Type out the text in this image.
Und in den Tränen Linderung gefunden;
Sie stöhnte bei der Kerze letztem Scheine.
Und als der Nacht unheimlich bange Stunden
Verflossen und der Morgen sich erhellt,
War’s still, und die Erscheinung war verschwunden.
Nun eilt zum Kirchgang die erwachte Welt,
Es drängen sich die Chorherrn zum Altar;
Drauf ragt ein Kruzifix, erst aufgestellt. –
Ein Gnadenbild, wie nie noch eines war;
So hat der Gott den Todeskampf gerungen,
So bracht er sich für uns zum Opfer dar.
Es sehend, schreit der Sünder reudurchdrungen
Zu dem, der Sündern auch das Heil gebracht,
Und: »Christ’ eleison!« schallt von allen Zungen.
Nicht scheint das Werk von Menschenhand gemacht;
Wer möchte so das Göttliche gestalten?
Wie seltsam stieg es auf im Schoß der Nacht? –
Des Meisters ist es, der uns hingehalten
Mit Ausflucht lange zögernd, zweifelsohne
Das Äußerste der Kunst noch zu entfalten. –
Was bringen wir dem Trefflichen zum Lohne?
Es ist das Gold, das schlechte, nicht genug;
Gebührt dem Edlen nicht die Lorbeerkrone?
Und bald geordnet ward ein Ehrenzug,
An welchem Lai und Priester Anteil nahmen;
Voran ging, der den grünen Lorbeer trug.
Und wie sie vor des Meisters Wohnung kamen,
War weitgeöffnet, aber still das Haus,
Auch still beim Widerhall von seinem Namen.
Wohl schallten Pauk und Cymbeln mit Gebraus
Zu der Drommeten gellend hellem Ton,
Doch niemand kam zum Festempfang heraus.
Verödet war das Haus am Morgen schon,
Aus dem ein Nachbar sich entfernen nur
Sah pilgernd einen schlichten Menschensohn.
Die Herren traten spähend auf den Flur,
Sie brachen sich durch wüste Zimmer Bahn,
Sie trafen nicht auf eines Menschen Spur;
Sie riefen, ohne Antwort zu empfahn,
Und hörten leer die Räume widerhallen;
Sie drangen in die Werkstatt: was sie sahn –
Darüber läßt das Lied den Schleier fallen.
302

.....

» **Short problem**: Return each entry from above without altering a single character.

» **Answer to the exercise**:
Type out the text in this image.
Und in den Tränen Linderung gefunden;
Sie stöhnte bei der Kerze letztem Scheine.
Und als der Nacht unheimlich bange Stunden
Verflossen und der Morgen sich erhellt,
War’s still, und die Erscheinung war verschwunden.
Nun eilt zum Kirchgang die erwachte Welt,
Es drängen sich die Chorherrn zum Altar;
Drauf ragt ein Kruzifix, erst aufgestellt. –
Ein Gnadenbild, wie nie noch eines war;
So hat der Gott den Todeskampf gerungen,
So bracht er sich für uns zum Opfer dar.
Es sehend, schreit der Sünder reudurchdrungen
Zu dem, der Sündern auch das Heil gebracht,
Und: »Christ’ eleison!« schallt von allen Zungen.
Nicht scheint das Werk von Menschenhand gemacht;
Wer möchte so das Göttliche gestalten?
Wie seltsam stieg es auf im Schoß der Nacht? –
Des Meisters ist es, der uns hingehalten
Mit Ausflucht lange zögernd, zweifelsohne
Das Äußerste der Kunst noch zu entfalten. –
Was bringen wir dem Trefflichen zum Lohne?
Es ist das Gold, das schlechte, nicht genug;
Gebührt dem Edlen nicht die Lorbeerkrone?
Und bald geordnet ward ein Ehrenzug,
An welchem Lai und Priester Anteil nahmen;
Voran ging, der den grünen Lorbeer trug.
Und wie sie vor des Meisters Wohnung kamen,
War weitgeöffnet, aber still das Haus,
Auch still beim Widerhall von seinem Namen.
Wohl schallten Pauk und Cymbeln mit Gebraus
Zu der Drommeten gellend hellem Ton,
Doch niemand kam zum Festempfang heraus.
Verödet war das Haus am Morgen schon,
Aus dem ein Nachbar sich entfernen nur
Sah pilgernd einen schlichten Menschensohn.
Die Herren traten spähend auf den Flur,
Sie brachen sich durch wüste Zimmer Bahn,
Sie trafen nicht auf eines Menschen Spur;
Sie riefen, ohne Antwort zu empfahn,
Und hörten leer die Räume widerhallen;
Sie drangen in die Werkstatt: was sie sahn –
Darüber läßt das Lied den Schleier fallen.
302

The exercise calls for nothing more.